◆ DATA TO USE
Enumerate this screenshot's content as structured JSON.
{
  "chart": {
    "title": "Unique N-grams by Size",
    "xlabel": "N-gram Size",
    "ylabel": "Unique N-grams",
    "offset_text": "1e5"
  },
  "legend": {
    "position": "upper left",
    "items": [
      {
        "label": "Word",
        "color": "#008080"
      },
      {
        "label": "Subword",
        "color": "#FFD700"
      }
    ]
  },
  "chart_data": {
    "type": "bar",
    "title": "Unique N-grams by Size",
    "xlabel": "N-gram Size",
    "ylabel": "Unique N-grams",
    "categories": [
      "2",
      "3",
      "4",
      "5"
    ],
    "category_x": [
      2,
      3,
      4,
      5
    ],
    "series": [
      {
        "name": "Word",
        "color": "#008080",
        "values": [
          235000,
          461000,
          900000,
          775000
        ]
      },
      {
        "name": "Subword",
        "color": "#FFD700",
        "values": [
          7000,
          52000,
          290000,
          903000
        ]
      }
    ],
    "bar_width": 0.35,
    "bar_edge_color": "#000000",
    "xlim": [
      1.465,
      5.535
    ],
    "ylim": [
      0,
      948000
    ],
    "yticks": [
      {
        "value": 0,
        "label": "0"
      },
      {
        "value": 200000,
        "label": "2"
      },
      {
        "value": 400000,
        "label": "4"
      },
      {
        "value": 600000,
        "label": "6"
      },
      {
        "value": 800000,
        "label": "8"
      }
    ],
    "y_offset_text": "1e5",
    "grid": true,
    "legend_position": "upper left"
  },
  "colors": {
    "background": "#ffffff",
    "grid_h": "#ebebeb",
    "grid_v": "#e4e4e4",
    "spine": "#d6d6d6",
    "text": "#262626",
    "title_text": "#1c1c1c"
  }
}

◆ PROBLEM REQUIREMENTS
Reproduce the material precisely, including every line.

◆ CORRECT RESPONSE
Enumerate this screenshot's content as structured JSON.
{
  "chart": {
    "title": "Unique N-grams by Size",
    "xlabel": "N-gram Size",
    "ylabel": "Unique N-grams",
    "offset_text": "1e5"
  },
  "legend": {
    "position": "upper left",
    "items": [
      {
        "label": "Word",
        "color": "#008080"
      },
      {
        "label": "Subword",
        "color": "#FFD700"
      }
    ]
  },
  "chart_data": {
    "type": "bar",
    "title": "Unique N-grams by Size",
    "xlabel": "N-gram Size",
    "ylabel": "Unique N-grams",
    "categories": [
      "2",
      "3",
      "4",
      "5"
    ],
    "category_x": [
      2,
      3,
      4,
      5
    ],
    "series": [
      {
        "name": "Word",
        "color": "#008080",
        "values": [
          235000,
          461000,
          900000,
          775000
        ]
      },
      {
        "name": "Subword",
        "color": "#FFD700",
        "values": [
          7000,
          52000,
          290000,
          903000
        ]
      }
    ],
    "bar_width": 0.35,
    "bar_edge_color": "#000000",
    "xlim": [
      1.465,
      5.535
    ],
    "ylim": [
      0,
      948000
    ],
    "yticks": [
      {
        "value": 0,
        "label": "0"
      },
      {
        "value": 200000,
        "label": "2"
      },
      {
        "value": 400000,
        "label": "4"
      },
      {
        "value": 600000,
        "label": "6"
      },
      {
        "value": 800000,
        "label": "8"
      }
    ],
    "y_offset_text": "1e5",
    "grid": true,
    "legend_position": "upper left"
  },
  "colors": {
    "background": "#ffffff",
    "grid_h": "#ebebeb",
    "grid_v": "#e4e4e4",
    "spine": "#d6d6d6",
    "text": "#262626",
    "title_text": "#1c1c1c"
  }
}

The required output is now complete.